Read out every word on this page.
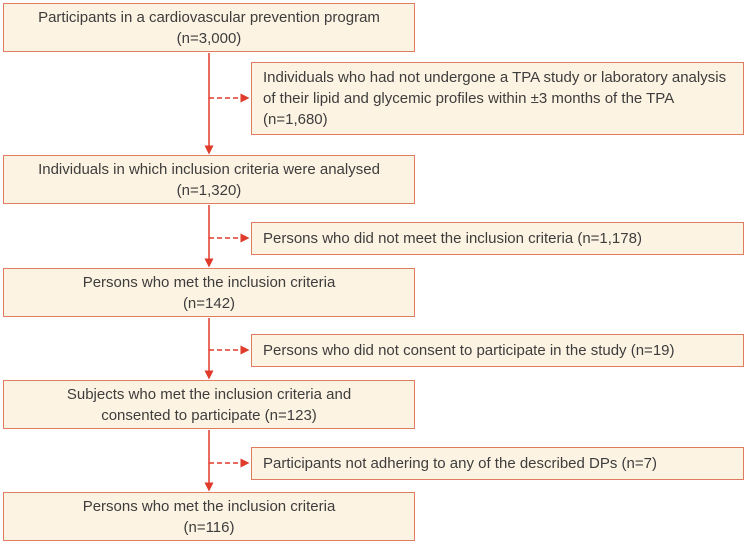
Participants in a cardiovascular prevention program
(n=3,000)
Individuals in which inclusion criteria were analysed
(n=1,320)
Persons who met the inclusion criteria
(n=142)
Subjects who met the inclusion criteria and
consented to participate (n=123)
Persons who met the inclusion criteria
(n=116)
Individuals who had not undergone a TPA study or laboratory analysis of their lipid and glycemic profiles within ±3 months of the TPA (n=1,680)
Persons who did not meet the inclusion criteria (n=1,178)
Persons who did not consent to participate in the study (n=19)
Participants not adhering to any of the described DPs (n=7)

* Task instructions *
Return the listing above unchanged, apart from dropping its pictures.

* Solution for this problem *
Read out every word on this page.
Participants in a cardiovascular prevention program
(n=3,000)
Individuals in which inclusion criteria were analysed
(n=1,320)
Persons who met the inclusion criteria
(n=142)
Subjects who met the inclusion criteria and
consented to participate (n=123)
Persons who met the inclusion criteria
(n=116)
Individuals who had not undergone a TPA study or laboratory analysis of their lipid and glycemic profiles within ±3 months of the TPA (n=1,680)
Persons who did not meet the inclusion criteria (n=1,178)
Persons who did not consent to participate in the study (n=19)
Participants not adhering to any of the described DPs (n=7)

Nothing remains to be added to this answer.